--- START Available records ---

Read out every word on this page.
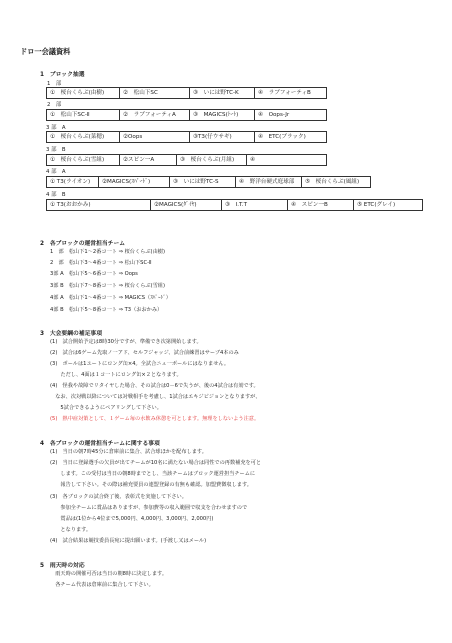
ドロ一会議資料
1　ブロック抽選
1　部
①　桜台くらぶ(由樹)	②　松山下SC	③　いには野TC-K	④　ラブフォーティB
2　部
①　松山下SC-Ⅱ	②　ラブフォーティA	③　MAGICS(ﾄｰﾄ)	④　Oops-Jr
3 部　A
①　桜台くらぶ(菜穂)	②Oops	③T3(仔ウサギ)	④　ETC(ブラック)
3 部　B
①　桜台くらぶ(雪組)	②スピン一A	③　桜台くらぶ(月組)	④
4 部　A
① T3(ライオン)	②MAGICS(ｽﾊﾟｰﾄﾞ)	③　いには野TC-S	④　野洋台硬式庭球部	⑤　桜台くらぶ(風組)
4 部　B
① T3(おおかみ)	②MAGICS(ﾀﾞｲﾔ)	③　I.T.T	④　スピン一B	⑤ ETC(グレイ)
2　各ブロックの運営担当チーム
1　部　松山下1～2番コ一ト ⇒ 桜台くらぶ(由樹)
2　部　松山下3～4番コ一ト ⇒ 松山下SC-Ⅱ
3部 A　松山下5～6番コ一ト ⇒ Oops
3部 B　松山下7～8番コ一ト ⇒ 桜台くらぶ(雪組)
4部 A　松山下1～4番コ一ト ⇒ MAGICS（ｽﾊﾟｰﾄﾞ）
4部 B　松山下5～8番コ一ト ⇒ T3（おおかみ）
3　大会要綱の補足事項
(1)　試合開始予定は8時30分ですが、準備でき次第開始します。
(2)　試合は6ゲーム先取ノ一アド、セルフジャッジ、試合前練習はサーブ4本のみ
(3)　ボールは1ユートにロング缶×4。全試合ニュ一ボールにはなりません。
　　ただし、4面は１コ一トにロング缶×２となります。
(4)　怪我や故障でリタイヤした場合、その試合は0－6で失うが、後の4試合は有効です。
　なお、次対戦以降については対戦相手を考慮し、1試合はエキジビジョンとなりますが、
　　5試合できるようにペアリングして下さい。
(5)　熱中症対策として、１ゲーム毎の水飲み休憩を可とします。無理をしないよう注意。
4　各ブロックの運営担当チームに関する事項
(1)　当日の朝7時45分に倉庫前に集合、試合球ほかを配布します。
(2)　当日に登録選手の欠員が出てチームが10名に満たない場合は同性での再数補充を可と
　　します。この受付は当日の朝8時までとし、当該チームはブロック運営担当チームに
　　報告して下さい。その際は補充要員の連盟登録の有無も確認。加盟費徴収します。
(3)　各ブロックの試合終了後、表彰式を実施して下さい。
　　参加全チームに賞品はありますが、参加費等の収入範囲で収支を合わせますので
　　賞品は(1位から4位まで5,000円、4,000円、3,000円、2,000円)
　　となります。
(4)　試合結果は競技委員長宛に提出願います。(手渡し又はメール)
5　雨天時の対応
　雨天時の開催可否は当日の朝8時に決定します。
　各チーム代表は倉庫前に集合して下さい。
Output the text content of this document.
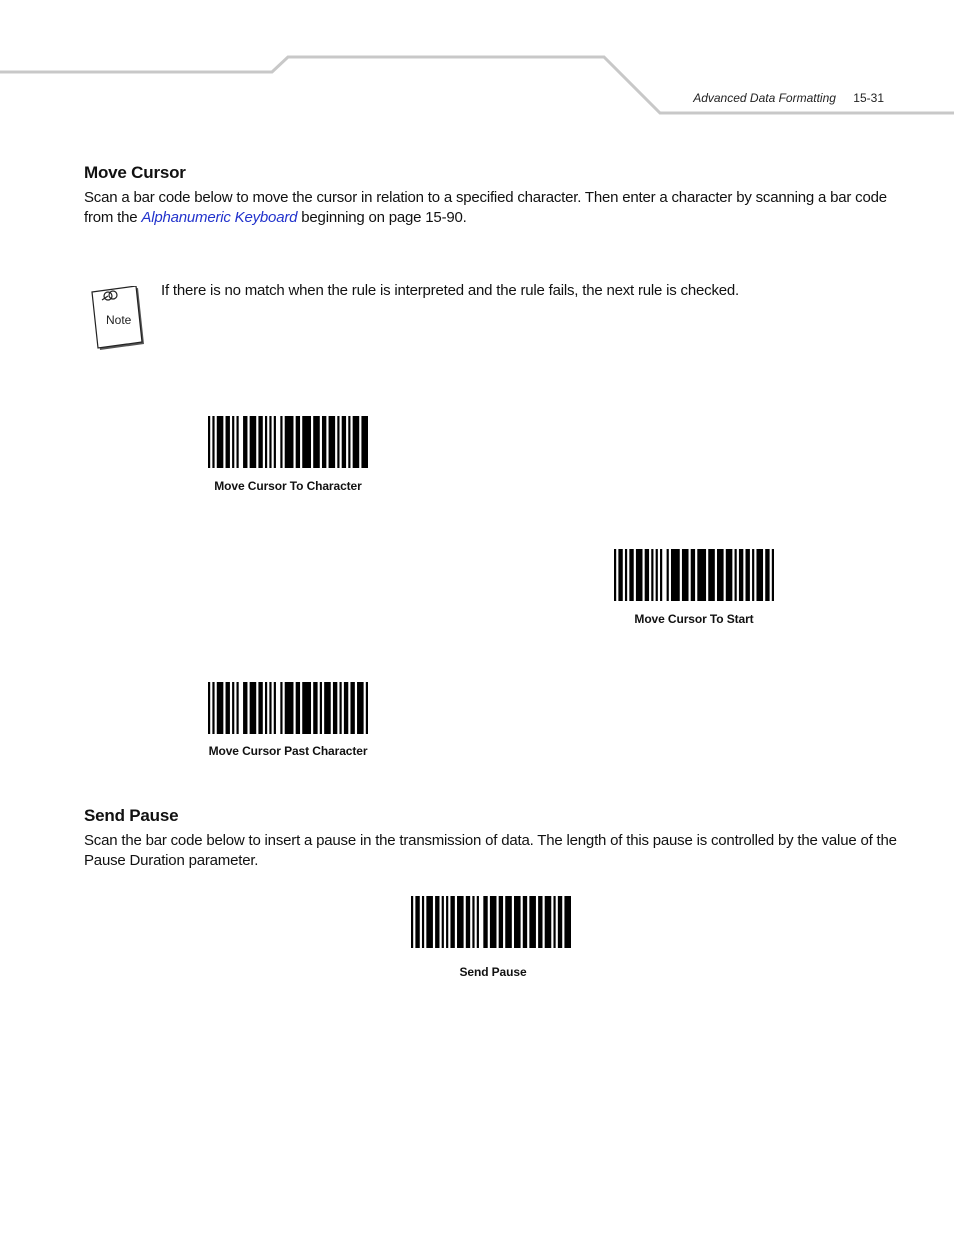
Advanced Data Formatting 15-31
Move Cursor

Scan a bar code below to move the cursor in relation to a specified character. Then enter a character by scanning a bar code from the Alphanumeric Keyboard beginning on page 15-90.

Note

If there is no match when the rule is interpreted and the rule fails, the next rule is checked.

Move Cursor To Character
Move Cursor To Start
Move Cursor Past Character
Send Pause

Scan the bar code below to insert a pause in the transmission of data. The length of this pause is controlled by the value of the Pause Duration parameter.

Send Pause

--- END Available records ---

What is expected
Every line is to be duplicated exactly, though pictures stay out.

Solution
Read out every word on this page.
ドロ一会議資料
1　ブロック抽選
1　部
①　桜台くらぶ(由樹)	②　松山下SC	③　いには野TC-K	④　ラブフォーティB
2　部
①　松山下SC-Ⅱ	②　ラブフォーティA	③　MAGICS(ﾄｰﾄ)	④　Oops-Jr
3 部　A
①　桜台くらぶ(菜穂)	②Oops	③T3(仔ウサギ)	④　ETC(ブラック)
3 部　B
①　桜台くらぶ(雪組)	②スピン一A	③　桜台くらぶ(月組)	④
4 部　A
① T3(ライオン)	②MAGICS(ｽﾊﾟｰﾄﾞ)	③　いには野TC-S	④　野洋台硬式庭球部	⑤　桜台くらぶ(風組)
4 部　B
① T3(おおかみ)	②MAGICS(ﾀﾞｲﾔ)	③　I.T.T	④　スピン一B	⑤ ETC(グレイ)
2　各ブロックの運営担当チーム
1　部　松山下1～2番コ一ト ⇒ 桜台くらぶ(由樹)
2　部　松山下3～4番コ一ト ⇒ 松山下SC-Ⅱ
3部 A　松山下5～6番コ一ト ⇒ Oops
3部 B　松山下7～8番コ一ト ⇒ 桜台くらぶ(雪組)
4部 A　松山下1～4番コ一ト ⇒ MAGICS（ｽﾊﾟｰﾄﾞ）
4部 B　松山下5～8番コ一ト ⇒ T3（おおかみ）
3　大会要綱の補足事項
(1)　試合開始予定は8時30分ですが、準備でき次第開始します。
(2)　試合は6ゲーム先取ノ一アド、セルフジャッジ、試合前練習はサーブ4本のみ
(3)　ボールは1ユートにロング缶×4。全試合ニュ一ボールにはなりません。
　　ただし、4面は１コ一トにロング缶×２となります。
(4)　怪我や故障でリタイヤした場合、その試合は0－6で失うが、後の4試合は有効です。
　なお、次対戦以降については対戦相手を考慮し、1試合はエキジビジョンとなりますが、
　　5試合できるようにペアリングして下さい。
(5)　熱中症対策として、１ゲーム毎の水飲み休憩を可とします。無理をしないよう注意。
4　各ブロックの運営担当チームに関する事項
(1)　当日の朝7時45分に倉庫前に集合、試合球ほかを配布します。
(2)　当日に登録選手の欠員が出てチームが10名に満たない場合は同性での再数補充を可と
　　します。この受付は当日の朝8時までとし、当該チームはブロック運営担当チームに
　　報告して下さい。その際は補充要員の連盟登録の有無も確認。加盟費徴収します。
(3)　各ブロックの試合終了後、表彰式を実施して下さい。
　　参加全チームに賞品はありますが、参加費等の収入範囲で収支を合わせますので
　　賞品は(1位から4位まで5,000円、4,000円、3,000円、2,000円)
　　となります。
(4)　試合結果は競技委員長宛に提出願います。(手渡し又はメール)
5　雨天時の対応
　雨天時の開催可否は当日の朝8時に決定します。
　各チーム代表は倉庫前に集合して下さい。
Output the text content of this document.
Advanced Data Formatting 15-31
Move Cursor

Scan a bar code below to move the cursor in relation to a specified character. Then enter a character by scanning a bar code from the Alphanumeric Keyboard beginning on page 15-90.

Note

If there is no match when the rule is interpreted and the rule fails, the next rule is checked.

Move Cursor To Character
Move Cursor To Start
Move Cursor Past Character
Send Pause

Scan the bar code below to insert a pause in the transmission of data. The length of this pause is controlled by the value of the Pause Duration parameter.

Send Pause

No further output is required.